[Dataset entries]
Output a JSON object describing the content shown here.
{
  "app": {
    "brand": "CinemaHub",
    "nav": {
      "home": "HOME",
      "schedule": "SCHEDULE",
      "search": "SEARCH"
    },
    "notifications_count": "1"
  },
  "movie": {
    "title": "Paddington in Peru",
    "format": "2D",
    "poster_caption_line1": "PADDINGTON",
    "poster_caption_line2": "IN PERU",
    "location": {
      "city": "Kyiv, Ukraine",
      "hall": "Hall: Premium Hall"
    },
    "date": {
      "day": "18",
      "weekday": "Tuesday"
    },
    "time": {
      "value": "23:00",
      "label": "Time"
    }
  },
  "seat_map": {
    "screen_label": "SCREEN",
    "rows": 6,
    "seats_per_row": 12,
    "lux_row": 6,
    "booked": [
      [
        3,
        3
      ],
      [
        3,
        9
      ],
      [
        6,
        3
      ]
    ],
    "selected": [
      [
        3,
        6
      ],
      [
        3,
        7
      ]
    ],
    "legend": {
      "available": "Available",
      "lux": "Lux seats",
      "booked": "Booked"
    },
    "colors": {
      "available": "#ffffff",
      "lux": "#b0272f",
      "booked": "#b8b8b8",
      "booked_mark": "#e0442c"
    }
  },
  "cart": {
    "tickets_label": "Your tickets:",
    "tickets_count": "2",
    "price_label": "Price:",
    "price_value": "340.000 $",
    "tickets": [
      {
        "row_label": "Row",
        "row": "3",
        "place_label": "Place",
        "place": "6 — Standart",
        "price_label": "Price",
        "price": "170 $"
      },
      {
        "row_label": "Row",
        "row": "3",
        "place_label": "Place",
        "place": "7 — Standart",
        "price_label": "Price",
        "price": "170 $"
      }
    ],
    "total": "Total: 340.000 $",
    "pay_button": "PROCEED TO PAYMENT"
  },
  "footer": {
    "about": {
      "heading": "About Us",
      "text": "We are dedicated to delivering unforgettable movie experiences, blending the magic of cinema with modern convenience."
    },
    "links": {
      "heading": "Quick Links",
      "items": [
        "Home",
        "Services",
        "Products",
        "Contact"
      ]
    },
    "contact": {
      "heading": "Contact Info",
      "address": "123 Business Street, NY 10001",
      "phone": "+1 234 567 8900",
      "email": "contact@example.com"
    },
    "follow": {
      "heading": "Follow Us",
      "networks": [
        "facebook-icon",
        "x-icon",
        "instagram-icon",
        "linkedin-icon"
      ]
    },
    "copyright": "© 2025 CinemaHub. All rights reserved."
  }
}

■ **REQUIREMENT**
Reproduce the data in full, exactly as presented.

■ **FINISHED ANSWER**
Output a JSON object describing the content shown here.
{
  "app": {
    "brand": "CinemaHub",
    "nav": {
      "home": "HOME",
      "schedule": "SCHEDULE",
      "search": "SEARCH"
    },
    "notifications_count": "1"
  },
  "movie": {
    "title": "Paddington in Peru",
    "format": "2D",
    "poster_caption_line1": "PADDINGTON",
    "poster_caption_line2": "IN PERU",
    "location": {
      "city": "Kyiv, Ukraine",
      "hall": "Hall: Premium Hall"
    },
    "date": {
      "day": "18",
      "weekday": "Tuesday"
    },
    "time": {
      "value": "23:00",
      "label": "Time"
    }
  },
  "seat_map": {
    "screen_label": "SCREEN",
    "rows": 6,
    "seats_per_row": 12,
    "lux_row": 6,
    "booked": [
      [
        3,
        3
      ],
      [
        3,
        9
      ],
      [
        6,
        3
      ]
    ],
    "selected": [
      [
        3,
        6
      ],
      [
        3,
        7
      ]
    ],
    "legend": {
      "available": "Available",
      "lux": "Lux seats",
      "booked": "Booked"
    },
    "colors": {
      "available": "#ffffff",
      "lux": "#b0272f",
      "booked": "#b8b8b8",
      "booked_mark": "#e0442c"
    }
  },
  "cart": {
    "tickets_label": "Your tickets:",
    "tickets_count": "2",
    "price_label": "Price:",
    "price_value": "340.000 $",
    "tickets": [
      {
        "row_label": "Row",
        "row": "3",
        "place_label": "Place",
        "place": "6 — Standart",
        "price_label": "Price",
        "price": "170 $"
      },
      {
        "row_label": "Row",
        "row": "3",
        "place_label": "Place",
        "place": "7 — Standart",
        "price_label": "Price",
        "price": "170 $"
      }
    ],
    "total": "Total: 340.000 $",
    "pay_button": "PROCEED TO PAYMENT"
  },
  "footer": {
    "about": {
      "heading": "About Us",
      "text": "We are dedicated to delivering unforgettable movie experiences, blending the magic of cinema with modern convenience."
    },
    "links": {
      "heading": "Quick Links",
      "items": [
        "Home",
        "Services",
        "Products",
        "Contact"
      ]
    },
    "contact": {
      "heading": "Contact Info",
      "address": "123 Business Street, NY 10001",
      "phone": "+1 234 567 8900",
      "email": "contact@example.com"
    },
    "follow": {
      "heading": "Follow Us",
      "networks": [
        "facebook-icon",
        "x-icon",
        "instagram-icon",
        "linkedin-icon"
      ]
    },
    "copyright": "© 2025 CinemaHub. All rights reserved."
  }
}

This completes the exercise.